Objective: Pick out each line containing the string "Please".

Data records

## BEGIN

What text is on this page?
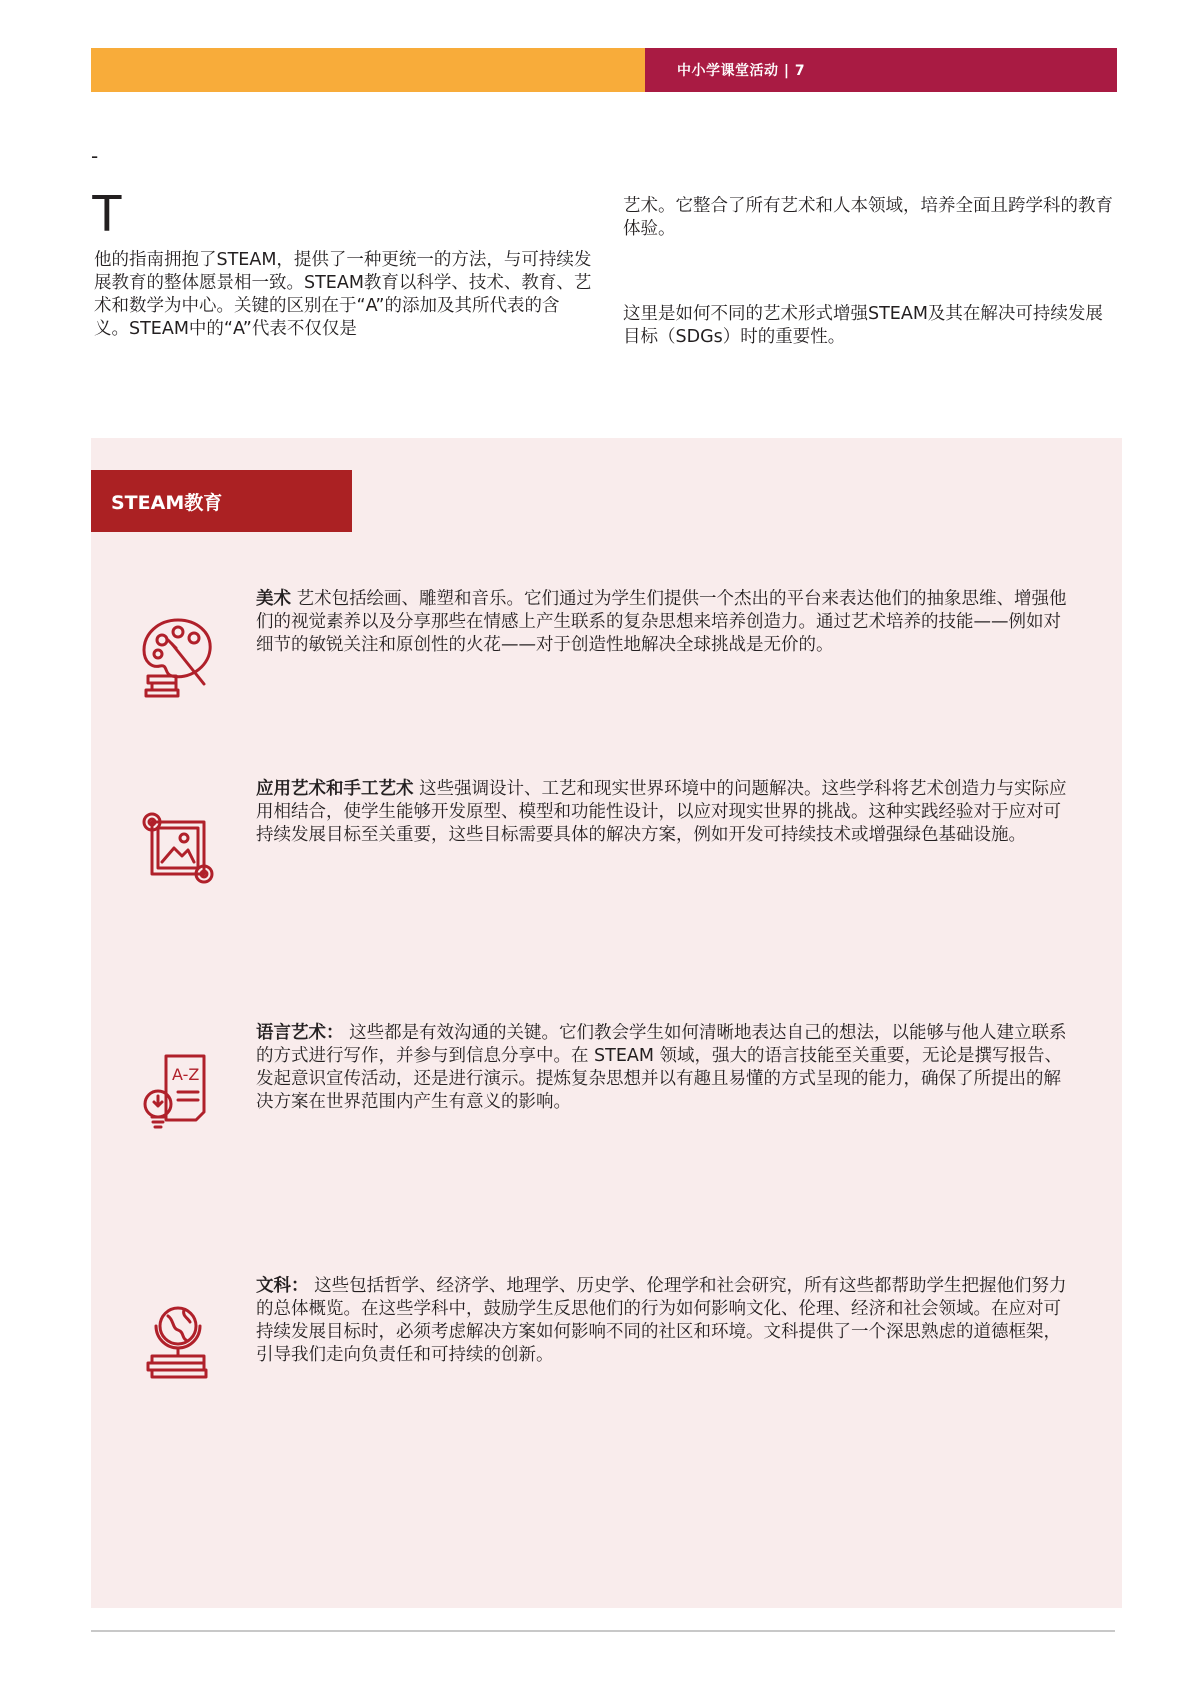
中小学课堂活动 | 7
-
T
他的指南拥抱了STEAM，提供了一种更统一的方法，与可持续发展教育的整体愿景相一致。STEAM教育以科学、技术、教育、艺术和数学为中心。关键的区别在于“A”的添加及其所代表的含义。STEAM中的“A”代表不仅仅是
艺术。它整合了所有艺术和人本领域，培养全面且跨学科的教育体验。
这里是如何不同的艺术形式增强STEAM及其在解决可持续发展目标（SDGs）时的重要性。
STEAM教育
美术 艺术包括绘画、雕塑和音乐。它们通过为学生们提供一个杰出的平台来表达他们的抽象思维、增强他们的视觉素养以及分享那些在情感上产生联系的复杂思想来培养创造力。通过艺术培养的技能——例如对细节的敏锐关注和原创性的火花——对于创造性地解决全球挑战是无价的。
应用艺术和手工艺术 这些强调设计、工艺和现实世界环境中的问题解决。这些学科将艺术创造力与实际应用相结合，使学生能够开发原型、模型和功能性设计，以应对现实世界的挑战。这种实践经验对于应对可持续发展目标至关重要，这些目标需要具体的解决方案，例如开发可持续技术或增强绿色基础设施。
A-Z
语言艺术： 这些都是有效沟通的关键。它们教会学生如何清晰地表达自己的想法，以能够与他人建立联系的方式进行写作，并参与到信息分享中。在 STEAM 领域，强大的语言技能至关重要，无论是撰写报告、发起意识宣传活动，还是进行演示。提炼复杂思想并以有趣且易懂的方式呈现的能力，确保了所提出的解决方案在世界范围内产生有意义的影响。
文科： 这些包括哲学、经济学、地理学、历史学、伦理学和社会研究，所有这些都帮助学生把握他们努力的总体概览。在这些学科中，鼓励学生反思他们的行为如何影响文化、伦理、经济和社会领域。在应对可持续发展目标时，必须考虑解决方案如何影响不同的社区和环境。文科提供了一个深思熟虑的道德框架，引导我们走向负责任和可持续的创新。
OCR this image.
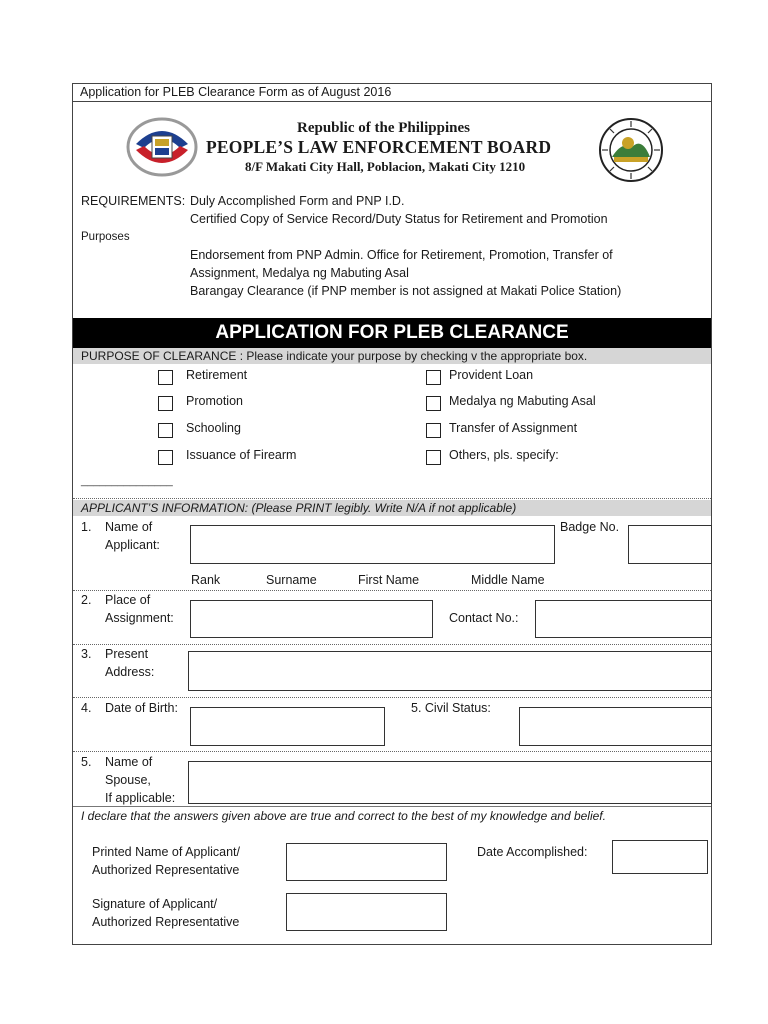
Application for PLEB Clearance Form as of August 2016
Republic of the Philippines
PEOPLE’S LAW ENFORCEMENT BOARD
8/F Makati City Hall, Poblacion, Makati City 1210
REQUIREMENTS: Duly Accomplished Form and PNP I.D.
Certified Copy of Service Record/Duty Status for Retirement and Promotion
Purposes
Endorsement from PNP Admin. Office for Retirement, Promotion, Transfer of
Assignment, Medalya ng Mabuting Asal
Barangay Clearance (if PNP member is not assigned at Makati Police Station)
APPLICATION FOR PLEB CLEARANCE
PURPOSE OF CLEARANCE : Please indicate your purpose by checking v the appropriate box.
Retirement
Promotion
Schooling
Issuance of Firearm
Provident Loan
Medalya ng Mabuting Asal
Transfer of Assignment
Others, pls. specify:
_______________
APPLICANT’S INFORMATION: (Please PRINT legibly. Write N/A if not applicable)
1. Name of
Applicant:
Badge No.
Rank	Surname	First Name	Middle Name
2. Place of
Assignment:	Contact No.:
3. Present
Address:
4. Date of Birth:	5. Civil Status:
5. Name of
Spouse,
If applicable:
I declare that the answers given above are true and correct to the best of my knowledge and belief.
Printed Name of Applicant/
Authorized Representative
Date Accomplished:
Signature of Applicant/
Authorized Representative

## END

Final answer:
PURPOSE OF CLEARANCE : Please indicate your purpose by checking v the appropriate box.
APPLICANT’S INFORMATION: (Please PRINT legibly. Write N/A if not applicable)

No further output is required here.